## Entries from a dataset
--------------------------------

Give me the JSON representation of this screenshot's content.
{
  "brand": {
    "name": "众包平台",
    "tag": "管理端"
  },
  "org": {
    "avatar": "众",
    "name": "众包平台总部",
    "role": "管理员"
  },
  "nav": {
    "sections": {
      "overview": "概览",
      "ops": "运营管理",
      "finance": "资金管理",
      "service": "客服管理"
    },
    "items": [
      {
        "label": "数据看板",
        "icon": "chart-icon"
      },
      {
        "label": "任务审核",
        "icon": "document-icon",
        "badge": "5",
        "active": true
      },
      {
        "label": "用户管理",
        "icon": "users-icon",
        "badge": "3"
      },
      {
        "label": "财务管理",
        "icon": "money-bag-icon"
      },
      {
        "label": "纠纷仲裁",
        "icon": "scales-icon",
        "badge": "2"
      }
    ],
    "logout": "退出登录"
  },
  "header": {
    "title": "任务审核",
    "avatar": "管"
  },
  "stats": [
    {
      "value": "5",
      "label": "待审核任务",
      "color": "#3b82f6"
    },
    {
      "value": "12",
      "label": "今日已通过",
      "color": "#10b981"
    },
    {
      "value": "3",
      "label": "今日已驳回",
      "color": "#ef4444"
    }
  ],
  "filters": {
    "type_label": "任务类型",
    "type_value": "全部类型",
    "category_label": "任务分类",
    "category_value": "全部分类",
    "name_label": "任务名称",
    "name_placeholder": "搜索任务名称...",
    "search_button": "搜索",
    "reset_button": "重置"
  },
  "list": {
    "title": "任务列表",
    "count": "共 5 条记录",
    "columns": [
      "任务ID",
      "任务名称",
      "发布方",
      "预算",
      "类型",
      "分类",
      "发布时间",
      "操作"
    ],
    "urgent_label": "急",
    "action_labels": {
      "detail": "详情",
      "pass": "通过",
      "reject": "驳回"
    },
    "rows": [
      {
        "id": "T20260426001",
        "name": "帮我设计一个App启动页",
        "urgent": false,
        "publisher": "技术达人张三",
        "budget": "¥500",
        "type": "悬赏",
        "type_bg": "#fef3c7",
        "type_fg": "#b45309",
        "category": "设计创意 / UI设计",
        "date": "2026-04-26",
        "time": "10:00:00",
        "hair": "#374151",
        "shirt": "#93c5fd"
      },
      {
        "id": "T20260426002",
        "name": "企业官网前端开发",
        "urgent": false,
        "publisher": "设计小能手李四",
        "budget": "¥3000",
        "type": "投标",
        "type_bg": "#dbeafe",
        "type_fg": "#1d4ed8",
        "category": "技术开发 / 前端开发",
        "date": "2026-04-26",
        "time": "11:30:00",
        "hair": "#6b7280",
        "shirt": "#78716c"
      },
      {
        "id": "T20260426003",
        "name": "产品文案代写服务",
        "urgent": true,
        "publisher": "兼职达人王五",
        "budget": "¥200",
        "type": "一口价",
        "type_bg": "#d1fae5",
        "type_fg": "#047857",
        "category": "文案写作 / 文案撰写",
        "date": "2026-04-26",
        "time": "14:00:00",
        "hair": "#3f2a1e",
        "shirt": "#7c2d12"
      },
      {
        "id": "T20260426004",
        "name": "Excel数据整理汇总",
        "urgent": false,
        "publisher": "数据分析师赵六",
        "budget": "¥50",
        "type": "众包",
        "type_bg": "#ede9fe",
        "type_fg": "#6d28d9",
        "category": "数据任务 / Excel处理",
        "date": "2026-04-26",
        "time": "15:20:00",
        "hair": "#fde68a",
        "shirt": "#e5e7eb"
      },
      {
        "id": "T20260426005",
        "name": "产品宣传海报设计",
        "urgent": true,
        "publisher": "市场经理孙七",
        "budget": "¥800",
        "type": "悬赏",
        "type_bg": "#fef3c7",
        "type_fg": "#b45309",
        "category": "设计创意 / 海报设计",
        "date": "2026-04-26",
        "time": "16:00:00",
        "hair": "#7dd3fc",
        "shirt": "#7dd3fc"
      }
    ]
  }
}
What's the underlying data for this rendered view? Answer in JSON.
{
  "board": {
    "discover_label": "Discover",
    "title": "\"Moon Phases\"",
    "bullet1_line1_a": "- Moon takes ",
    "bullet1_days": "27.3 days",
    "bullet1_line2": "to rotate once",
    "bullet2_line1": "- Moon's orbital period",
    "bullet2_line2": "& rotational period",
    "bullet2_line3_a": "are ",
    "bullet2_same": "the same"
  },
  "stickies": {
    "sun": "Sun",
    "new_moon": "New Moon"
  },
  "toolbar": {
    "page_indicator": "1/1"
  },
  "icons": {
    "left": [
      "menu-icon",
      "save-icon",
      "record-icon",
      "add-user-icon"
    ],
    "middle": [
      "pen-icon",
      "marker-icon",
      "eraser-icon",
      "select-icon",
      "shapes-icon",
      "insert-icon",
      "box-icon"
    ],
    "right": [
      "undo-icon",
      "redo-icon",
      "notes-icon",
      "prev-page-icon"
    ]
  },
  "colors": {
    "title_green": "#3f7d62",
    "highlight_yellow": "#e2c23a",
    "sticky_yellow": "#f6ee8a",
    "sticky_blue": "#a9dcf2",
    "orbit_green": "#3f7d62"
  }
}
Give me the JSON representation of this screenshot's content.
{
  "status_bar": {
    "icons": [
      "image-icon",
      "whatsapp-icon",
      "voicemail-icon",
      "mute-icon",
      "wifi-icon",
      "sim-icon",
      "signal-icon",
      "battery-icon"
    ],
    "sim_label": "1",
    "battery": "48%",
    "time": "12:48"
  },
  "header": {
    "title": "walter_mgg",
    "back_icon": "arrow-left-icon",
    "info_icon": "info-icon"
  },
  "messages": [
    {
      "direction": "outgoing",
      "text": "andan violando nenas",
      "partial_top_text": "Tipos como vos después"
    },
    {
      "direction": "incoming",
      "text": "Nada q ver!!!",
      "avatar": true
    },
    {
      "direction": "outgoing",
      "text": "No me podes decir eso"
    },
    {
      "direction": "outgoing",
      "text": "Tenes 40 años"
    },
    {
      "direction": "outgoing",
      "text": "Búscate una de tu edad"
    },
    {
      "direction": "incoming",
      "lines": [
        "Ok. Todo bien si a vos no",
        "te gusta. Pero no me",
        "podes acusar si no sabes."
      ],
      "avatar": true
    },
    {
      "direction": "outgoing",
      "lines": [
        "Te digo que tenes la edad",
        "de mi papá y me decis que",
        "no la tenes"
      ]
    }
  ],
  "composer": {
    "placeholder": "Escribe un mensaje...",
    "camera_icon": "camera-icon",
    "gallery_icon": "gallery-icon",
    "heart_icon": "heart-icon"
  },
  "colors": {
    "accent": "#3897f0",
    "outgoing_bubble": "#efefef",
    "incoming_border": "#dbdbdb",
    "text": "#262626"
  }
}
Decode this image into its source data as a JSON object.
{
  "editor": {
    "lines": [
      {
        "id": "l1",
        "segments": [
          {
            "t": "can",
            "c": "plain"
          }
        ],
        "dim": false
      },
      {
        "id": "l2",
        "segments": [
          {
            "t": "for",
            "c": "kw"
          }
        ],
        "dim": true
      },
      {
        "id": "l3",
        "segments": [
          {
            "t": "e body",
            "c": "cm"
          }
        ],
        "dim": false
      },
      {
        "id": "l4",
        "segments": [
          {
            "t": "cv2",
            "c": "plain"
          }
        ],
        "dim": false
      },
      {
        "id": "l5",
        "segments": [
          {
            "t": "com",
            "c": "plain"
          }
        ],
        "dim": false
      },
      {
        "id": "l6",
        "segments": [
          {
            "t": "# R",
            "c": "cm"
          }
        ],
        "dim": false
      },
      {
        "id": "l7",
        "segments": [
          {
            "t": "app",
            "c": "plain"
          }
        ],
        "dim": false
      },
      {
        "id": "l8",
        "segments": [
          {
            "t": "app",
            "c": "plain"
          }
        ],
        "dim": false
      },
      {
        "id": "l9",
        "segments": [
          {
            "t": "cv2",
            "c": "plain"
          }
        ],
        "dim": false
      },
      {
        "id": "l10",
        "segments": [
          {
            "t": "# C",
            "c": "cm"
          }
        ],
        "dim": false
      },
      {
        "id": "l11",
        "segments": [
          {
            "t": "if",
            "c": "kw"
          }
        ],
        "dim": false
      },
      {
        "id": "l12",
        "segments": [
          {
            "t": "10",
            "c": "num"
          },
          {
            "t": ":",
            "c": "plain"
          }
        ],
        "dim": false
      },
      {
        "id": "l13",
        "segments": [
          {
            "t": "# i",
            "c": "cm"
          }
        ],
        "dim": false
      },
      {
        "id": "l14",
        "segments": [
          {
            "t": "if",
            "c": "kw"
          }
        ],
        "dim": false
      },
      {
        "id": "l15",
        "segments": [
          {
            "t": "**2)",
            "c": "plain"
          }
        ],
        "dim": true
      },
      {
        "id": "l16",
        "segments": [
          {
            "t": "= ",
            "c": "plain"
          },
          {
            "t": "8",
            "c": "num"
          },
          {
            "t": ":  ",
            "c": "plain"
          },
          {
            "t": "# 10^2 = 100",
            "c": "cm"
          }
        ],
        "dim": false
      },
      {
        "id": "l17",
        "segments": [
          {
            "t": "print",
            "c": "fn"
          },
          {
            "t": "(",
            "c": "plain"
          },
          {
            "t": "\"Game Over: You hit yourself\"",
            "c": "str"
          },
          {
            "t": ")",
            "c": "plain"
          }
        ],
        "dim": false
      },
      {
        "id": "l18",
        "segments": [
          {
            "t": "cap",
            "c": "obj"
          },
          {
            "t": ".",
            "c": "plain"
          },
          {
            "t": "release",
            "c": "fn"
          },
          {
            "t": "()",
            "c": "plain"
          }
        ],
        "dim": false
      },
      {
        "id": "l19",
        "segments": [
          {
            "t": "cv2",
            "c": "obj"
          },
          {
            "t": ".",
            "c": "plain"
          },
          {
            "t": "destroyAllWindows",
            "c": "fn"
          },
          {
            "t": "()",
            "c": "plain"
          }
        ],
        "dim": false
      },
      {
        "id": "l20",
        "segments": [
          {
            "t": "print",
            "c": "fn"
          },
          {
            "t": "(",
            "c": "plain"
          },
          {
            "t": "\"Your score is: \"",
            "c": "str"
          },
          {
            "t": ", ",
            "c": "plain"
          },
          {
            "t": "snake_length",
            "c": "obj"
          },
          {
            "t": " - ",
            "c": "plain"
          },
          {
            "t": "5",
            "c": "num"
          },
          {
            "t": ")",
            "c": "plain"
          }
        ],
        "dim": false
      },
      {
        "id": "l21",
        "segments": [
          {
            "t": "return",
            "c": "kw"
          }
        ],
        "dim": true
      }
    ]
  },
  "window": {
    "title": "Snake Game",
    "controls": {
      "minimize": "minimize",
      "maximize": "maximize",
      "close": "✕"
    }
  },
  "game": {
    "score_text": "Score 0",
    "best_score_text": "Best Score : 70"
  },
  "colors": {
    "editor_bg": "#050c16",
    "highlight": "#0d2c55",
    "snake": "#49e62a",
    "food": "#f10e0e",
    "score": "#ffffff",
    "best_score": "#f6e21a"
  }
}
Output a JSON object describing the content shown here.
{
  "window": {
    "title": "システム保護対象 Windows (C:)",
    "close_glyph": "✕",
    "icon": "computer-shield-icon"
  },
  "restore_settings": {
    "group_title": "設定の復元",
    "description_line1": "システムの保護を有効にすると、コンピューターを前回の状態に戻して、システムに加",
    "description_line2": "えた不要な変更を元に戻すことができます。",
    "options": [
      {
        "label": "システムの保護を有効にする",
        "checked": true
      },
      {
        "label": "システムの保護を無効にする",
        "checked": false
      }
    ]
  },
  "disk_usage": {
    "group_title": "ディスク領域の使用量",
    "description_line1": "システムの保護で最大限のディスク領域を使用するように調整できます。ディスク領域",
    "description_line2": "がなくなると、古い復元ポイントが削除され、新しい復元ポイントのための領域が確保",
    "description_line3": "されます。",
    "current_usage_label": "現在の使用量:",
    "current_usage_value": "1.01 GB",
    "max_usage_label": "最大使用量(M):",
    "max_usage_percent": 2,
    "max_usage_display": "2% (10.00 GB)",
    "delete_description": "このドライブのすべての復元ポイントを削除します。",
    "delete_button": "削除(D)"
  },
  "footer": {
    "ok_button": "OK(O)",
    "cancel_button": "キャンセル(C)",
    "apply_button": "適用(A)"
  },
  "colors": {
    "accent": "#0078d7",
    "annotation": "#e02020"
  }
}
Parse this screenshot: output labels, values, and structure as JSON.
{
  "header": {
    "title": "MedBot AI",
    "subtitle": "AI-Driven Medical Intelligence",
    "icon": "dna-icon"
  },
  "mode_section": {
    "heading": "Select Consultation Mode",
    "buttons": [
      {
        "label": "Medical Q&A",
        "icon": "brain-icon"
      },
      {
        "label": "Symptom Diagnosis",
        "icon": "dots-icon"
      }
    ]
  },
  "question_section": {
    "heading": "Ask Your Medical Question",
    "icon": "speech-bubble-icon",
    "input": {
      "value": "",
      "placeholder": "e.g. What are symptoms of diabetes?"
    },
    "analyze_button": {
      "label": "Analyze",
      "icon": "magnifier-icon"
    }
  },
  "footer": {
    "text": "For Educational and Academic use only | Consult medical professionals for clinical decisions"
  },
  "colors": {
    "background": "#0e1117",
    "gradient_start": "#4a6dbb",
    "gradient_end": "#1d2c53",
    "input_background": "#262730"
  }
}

--------------------------------

## GIVEN TASK
Check each line of the records above for "budget", and copy those that have it.

## SOLUTION
        "budget": "¥500",
        "budget": "¥3000",
        "budget": "¥200",
        "budget": "¥50",
        "budget": "¥800",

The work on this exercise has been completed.